Give the count of lines containing the string "REST", with no other output.

<<<<

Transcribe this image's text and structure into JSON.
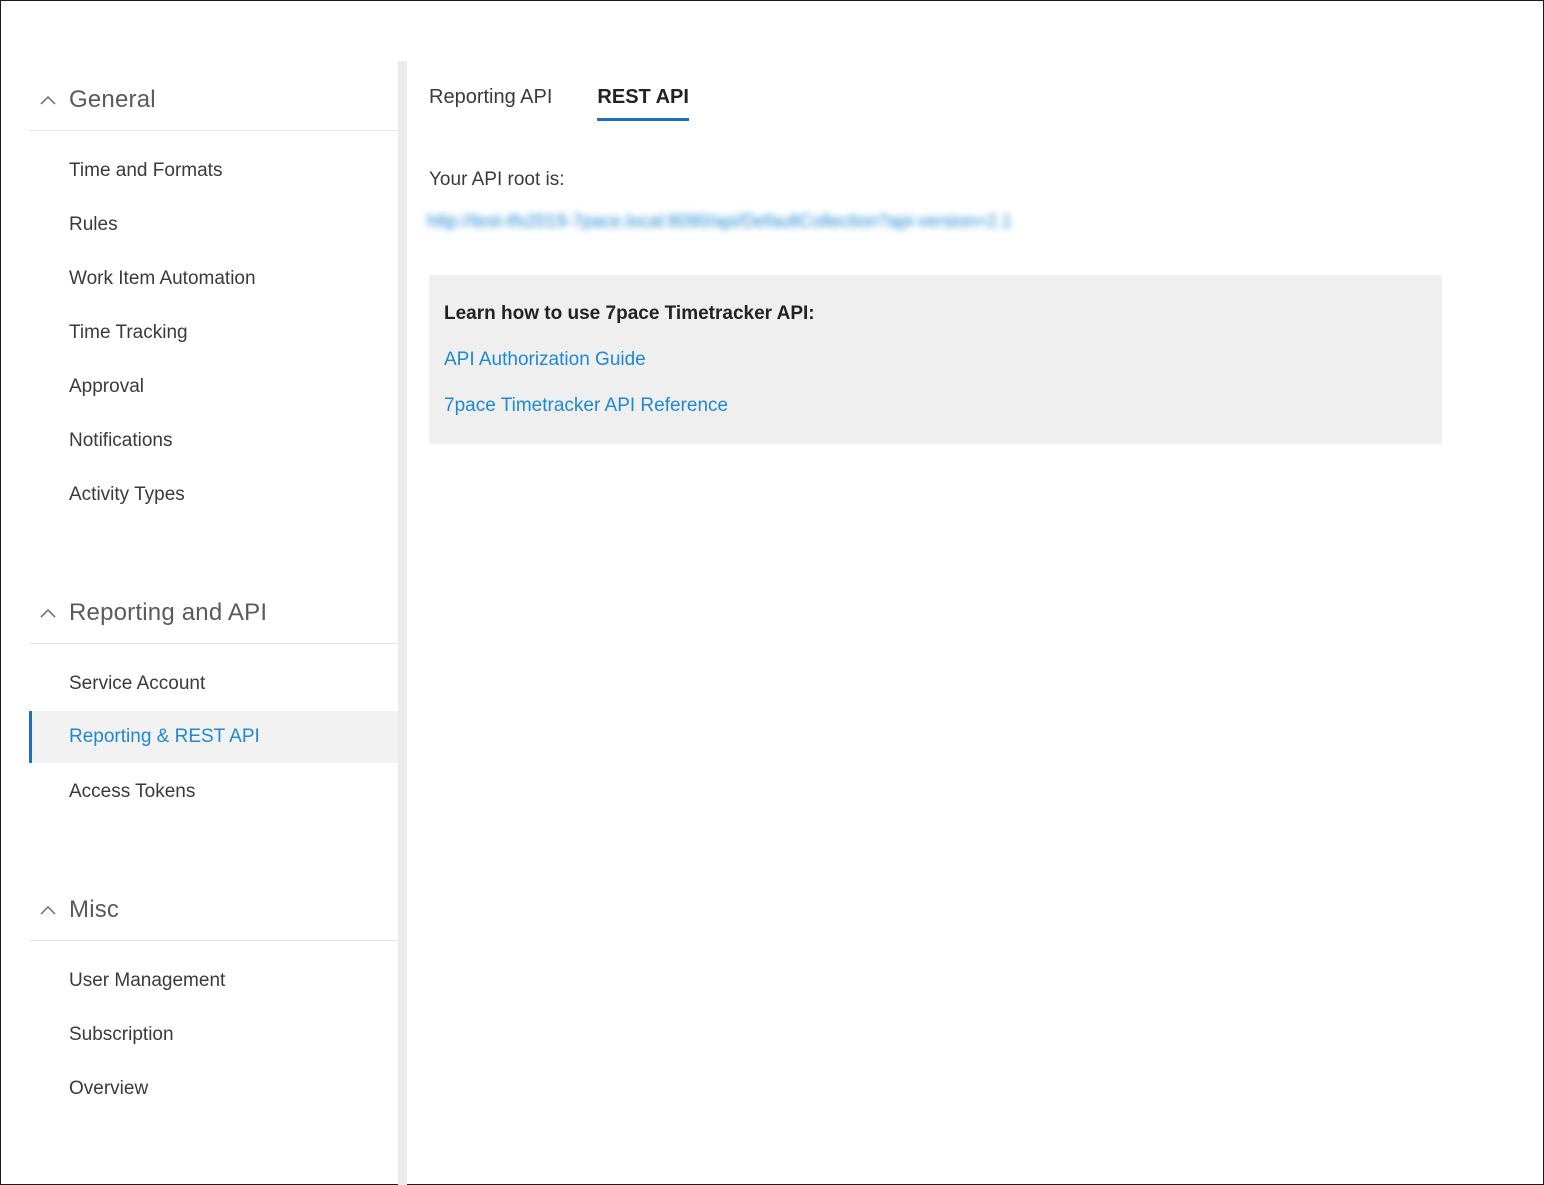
{
  "sidebar": {
    "sections": [
      {
        "title": "General",
        "items": [
          "Time and Formats",
          "Rules",
          "Work Item Automation",
          "Time Tracking",
          "Approval",
          "Notifications",
          "Activity Types"
        ]
      },
      {
        "title": "Reporting and API",
        "items": [
          "Service Account",
          "Reporting & REST API",
          "Access Tokens"
        ]
      },
      {
        "title": "Misc",
        "items": [
          "User Management",
          "Subscription",
          "Overview"
        ]
      }
    ],
    "active_item": "Reporting & REST API"
  },
  "tabs": {
    "items": [
      "Reporting API",
      "REST API"
    ],
    "active": "REST API"
  },
  "content": {
    "api_root_label": "Your API root is:",
    "api_root_url": "http://test-tfs2019-7pace.local:8090/api/DefaultCollection?api-version=2.1",
    "info_title": "Learn how to use 7pace Timetracker API:",
    "links": [
      "API Authorization Guide",
      "7pace Timetracker API Reference"
    ]
  },
  "colors": {
    "accent": "#1e6fc0",
    "link": "#1e88d4",
    "active_bg": "#f2f2f2",
    "info_bg": "#efefef"
  },
  "icons": {
    "section_toggle": "chevron-up-icon"
  }
}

>>>>

> _Solution for this problem_
4